» **Instructions to follow**
List all the lines in these records that hold "пациентов".
-- BEGIN Exercise materials --
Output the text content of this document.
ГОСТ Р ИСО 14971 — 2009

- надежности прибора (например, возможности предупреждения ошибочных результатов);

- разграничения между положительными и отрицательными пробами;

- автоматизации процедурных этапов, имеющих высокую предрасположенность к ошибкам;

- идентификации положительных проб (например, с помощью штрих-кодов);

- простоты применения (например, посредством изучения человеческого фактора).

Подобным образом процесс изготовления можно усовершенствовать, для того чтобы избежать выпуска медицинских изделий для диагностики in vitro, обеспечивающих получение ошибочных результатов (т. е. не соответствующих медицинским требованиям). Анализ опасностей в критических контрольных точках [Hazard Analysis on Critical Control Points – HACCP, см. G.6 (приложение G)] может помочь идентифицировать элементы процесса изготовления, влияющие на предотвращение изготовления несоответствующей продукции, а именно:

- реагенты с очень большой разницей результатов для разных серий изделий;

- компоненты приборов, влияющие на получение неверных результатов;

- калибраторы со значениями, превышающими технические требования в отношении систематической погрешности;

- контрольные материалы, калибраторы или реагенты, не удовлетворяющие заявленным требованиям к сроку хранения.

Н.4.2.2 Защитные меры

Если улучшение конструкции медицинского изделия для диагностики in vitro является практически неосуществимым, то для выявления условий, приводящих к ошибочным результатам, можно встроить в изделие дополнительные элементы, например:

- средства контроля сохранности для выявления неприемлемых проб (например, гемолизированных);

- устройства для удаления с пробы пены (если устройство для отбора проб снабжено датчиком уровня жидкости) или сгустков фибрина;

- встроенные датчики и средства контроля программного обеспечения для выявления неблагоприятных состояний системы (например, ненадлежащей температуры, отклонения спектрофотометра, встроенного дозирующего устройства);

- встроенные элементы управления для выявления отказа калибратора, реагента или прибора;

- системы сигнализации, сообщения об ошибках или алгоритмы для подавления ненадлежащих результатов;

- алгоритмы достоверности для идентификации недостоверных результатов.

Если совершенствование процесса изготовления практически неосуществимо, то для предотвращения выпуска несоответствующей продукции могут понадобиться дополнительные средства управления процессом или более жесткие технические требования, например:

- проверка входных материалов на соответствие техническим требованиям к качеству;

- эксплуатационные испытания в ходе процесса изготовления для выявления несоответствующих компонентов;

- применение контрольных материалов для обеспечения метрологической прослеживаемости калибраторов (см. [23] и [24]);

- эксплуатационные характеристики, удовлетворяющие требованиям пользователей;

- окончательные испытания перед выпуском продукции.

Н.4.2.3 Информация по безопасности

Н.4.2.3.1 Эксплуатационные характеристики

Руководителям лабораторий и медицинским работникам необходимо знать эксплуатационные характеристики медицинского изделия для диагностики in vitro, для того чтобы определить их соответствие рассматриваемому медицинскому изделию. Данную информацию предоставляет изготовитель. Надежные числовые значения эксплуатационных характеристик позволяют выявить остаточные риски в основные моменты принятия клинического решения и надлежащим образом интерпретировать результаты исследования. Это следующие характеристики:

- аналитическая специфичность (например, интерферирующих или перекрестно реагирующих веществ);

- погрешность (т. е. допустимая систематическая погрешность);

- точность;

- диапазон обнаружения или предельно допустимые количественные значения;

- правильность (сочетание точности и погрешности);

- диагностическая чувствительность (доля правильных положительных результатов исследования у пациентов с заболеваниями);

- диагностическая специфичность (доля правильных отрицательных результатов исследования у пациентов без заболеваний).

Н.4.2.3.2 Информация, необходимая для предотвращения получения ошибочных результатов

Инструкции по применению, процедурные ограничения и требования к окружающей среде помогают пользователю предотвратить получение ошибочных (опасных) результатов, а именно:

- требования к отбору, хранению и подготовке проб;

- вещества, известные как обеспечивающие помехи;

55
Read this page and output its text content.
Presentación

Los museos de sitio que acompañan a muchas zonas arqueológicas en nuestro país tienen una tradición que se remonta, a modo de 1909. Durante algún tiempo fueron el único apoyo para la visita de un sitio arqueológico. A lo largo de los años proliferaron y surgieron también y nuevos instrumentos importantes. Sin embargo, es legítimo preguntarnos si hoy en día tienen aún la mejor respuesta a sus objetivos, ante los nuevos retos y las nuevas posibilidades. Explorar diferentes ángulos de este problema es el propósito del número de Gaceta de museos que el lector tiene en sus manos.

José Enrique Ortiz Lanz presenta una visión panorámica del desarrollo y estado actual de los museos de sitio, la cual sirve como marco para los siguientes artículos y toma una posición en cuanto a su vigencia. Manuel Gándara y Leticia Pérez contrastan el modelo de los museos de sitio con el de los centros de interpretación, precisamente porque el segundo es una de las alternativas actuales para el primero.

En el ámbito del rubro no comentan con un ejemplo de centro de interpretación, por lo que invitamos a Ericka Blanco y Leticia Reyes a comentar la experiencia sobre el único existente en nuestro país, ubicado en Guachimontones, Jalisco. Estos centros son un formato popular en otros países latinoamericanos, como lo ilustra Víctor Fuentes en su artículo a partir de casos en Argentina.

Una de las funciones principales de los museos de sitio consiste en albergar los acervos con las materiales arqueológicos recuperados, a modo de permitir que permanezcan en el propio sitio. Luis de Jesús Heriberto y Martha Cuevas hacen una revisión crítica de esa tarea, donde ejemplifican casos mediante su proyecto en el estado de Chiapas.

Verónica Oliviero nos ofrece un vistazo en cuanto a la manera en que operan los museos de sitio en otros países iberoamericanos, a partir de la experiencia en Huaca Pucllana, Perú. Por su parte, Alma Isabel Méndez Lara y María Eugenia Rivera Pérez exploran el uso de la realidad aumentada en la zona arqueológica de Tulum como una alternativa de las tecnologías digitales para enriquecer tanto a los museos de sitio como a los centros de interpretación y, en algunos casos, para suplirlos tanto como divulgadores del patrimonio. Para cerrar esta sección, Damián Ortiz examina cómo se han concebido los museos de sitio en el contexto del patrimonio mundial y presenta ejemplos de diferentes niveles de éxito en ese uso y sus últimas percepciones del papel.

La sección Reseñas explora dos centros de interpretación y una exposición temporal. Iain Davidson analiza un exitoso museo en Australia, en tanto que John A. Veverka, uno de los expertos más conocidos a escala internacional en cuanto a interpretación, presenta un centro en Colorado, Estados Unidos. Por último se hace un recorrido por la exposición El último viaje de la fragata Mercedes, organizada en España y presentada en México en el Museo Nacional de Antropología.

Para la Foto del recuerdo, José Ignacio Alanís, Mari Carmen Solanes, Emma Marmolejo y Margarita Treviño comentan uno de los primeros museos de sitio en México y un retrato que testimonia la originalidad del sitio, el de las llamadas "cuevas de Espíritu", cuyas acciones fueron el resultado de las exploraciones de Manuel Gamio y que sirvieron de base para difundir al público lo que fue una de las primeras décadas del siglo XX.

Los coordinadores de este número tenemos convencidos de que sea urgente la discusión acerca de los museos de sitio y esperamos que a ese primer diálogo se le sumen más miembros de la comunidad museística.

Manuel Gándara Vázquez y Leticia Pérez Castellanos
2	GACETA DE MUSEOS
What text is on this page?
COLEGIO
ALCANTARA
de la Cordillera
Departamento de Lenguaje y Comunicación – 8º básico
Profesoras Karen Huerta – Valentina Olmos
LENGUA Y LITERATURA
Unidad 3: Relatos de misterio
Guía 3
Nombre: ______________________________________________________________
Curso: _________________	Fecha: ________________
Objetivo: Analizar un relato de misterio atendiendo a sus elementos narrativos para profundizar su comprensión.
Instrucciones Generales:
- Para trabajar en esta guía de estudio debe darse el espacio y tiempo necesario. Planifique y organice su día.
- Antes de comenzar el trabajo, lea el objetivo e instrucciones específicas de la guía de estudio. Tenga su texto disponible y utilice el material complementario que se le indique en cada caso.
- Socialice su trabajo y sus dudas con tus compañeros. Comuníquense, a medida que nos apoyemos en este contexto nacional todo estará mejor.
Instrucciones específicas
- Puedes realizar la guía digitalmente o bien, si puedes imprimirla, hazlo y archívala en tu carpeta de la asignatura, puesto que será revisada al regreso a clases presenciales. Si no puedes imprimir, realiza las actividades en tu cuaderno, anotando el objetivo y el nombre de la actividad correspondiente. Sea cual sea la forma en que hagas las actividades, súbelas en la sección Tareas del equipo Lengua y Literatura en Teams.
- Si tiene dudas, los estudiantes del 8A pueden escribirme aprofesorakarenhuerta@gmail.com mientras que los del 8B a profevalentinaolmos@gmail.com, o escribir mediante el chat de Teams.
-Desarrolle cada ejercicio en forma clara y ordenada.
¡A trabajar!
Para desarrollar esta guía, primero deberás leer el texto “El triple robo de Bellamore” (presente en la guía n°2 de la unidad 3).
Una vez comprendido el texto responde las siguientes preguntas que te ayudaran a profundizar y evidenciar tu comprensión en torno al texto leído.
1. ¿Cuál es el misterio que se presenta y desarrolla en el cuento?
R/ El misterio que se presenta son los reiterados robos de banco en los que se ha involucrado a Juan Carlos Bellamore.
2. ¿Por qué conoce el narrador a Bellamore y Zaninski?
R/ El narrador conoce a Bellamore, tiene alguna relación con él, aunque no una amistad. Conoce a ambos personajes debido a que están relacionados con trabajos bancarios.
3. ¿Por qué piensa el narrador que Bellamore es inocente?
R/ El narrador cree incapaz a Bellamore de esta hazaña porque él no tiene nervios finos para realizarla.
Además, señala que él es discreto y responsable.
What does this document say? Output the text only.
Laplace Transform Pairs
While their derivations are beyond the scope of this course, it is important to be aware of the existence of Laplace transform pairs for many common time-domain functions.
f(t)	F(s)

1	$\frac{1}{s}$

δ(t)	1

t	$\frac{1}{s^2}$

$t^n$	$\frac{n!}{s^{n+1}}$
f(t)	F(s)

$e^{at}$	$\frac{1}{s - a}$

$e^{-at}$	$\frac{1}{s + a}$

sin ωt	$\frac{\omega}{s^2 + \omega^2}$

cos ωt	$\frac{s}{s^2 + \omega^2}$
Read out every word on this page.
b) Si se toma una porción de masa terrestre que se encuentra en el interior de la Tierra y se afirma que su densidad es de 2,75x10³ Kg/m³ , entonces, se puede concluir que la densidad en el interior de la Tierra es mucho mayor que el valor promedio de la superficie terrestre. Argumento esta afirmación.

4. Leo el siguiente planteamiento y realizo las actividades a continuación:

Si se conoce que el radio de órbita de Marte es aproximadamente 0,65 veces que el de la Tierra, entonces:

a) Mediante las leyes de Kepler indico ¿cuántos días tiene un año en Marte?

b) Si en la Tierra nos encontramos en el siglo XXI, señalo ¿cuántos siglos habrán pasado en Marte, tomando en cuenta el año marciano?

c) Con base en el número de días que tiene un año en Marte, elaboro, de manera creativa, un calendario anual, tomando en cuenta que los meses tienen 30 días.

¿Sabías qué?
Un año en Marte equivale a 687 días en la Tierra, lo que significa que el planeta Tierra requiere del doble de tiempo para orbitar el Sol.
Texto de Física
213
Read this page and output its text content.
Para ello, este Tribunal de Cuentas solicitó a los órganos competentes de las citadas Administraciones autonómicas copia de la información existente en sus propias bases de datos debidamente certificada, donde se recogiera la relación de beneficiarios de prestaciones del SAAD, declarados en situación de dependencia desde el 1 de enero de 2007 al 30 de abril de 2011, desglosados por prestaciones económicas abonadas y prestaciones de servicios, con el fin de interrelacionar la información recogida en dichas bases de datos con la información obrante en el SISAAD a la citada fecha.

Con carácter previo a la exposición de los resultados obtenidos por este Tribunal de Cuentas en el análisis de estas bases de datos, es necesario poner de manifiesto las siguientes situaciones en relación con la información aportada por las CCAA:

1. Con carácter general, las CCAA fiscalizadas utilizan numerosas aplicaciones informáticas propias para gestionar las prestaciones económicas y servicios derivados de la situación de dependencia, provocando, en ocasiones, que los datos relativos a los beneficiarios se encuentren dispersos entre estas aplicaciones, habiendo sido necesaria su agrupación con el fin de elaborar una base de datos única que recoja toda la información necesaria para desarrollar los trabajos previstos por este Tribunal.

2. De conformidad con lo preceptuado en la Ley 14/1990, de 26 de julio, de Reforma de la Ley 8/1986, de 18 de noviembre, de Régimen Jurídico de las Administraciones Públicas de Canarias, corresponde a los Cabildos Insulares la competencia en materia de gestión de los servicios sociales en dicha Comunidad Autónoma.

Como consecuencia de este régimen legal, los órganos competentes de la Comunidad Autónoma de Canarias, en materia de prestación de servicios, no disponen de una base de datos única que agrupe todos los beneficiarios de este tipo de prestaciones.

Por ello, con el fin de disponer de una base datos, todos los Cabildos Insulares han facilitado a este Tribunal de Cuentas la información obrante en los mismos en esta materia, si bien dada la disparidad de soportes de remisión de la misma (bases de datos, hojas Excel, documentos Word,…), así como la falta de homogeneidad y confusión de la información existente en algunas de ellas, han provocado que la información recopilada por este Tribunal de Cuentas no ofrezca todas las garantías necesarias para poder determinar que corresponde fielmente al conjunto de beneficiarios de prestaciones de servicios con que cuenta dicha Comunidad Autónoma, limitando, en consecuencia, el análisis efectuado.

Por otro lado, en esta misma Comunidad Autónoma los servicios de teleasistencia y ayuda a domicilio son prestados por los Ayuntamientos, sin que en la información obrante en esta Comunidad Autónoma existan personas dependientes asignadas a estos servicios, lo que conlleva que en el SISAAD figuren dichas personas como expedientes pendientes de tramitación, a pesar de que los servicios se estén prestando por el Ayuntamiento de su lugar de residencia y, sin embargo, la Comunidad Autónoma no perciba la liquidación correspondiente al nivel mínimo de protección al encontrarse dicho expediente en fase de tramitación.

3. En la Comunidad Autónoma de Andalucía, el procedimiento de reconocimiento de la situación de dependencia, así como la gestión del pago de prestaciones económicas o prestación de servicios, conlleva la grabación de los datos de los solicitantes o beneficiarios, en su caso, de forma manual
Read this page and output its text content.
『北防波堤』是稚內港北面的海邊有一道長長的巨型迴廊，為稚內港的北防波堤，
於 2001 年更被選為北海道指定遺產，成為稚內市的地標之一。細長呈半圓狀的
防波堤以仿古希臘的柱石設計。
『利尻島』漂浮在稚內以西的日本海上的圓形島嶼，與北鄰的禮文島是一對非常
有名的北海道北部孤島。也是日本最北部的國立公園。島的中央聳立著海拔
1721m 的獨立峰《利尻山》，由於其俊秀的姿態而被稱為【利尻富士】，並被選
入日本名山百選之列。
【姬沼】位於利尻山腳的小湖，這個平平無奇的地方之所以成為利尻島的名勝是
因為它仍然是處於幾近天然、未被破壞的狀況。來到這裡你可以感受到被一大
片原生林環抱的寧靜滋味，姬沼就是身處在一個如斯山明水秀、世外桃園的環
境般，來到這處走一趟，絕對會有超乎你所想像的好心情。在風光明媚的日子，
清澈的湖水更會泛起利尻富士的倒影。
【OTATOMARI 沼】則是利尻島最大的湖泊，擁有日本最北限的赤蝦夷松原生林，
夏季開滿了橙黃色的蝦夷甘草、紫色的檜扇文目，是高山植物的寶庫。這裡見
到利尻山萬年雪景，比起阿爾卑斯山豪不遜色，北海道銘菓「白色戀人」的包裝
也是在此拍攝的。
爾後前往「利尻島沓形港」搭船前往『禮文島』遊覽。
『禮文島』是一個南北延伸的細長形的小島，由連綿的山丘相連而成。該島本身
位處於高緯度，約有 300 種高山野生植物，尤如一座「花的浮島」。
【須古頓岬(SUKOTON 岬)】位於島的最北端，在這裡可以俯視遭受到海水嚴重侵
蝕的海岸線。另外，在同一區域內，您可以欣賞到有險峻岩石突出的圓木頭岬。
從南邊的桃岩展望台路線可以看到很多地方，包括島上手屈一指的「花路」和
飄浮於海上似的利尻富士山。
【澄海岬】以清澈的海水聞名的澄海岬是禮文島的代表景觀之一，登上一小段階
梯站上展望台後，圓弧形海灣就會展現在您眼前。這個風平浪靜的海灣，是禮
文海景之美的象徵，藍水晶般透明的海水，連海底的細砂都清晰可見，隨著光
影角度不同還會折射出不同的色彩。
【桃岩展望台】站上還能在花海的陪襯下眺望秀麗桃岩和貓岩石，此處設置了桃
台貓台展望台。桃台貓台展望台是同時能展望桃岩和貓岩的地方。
-- END Exercise materials --
» **Written solution**
- диагностическая чувствительность (доля правильных положительных результатов исследования у пациентов с заболеваниями);
- диагностическая специфичность (доля правильных отрицательных результатов исследования у пациентов без заболеваний).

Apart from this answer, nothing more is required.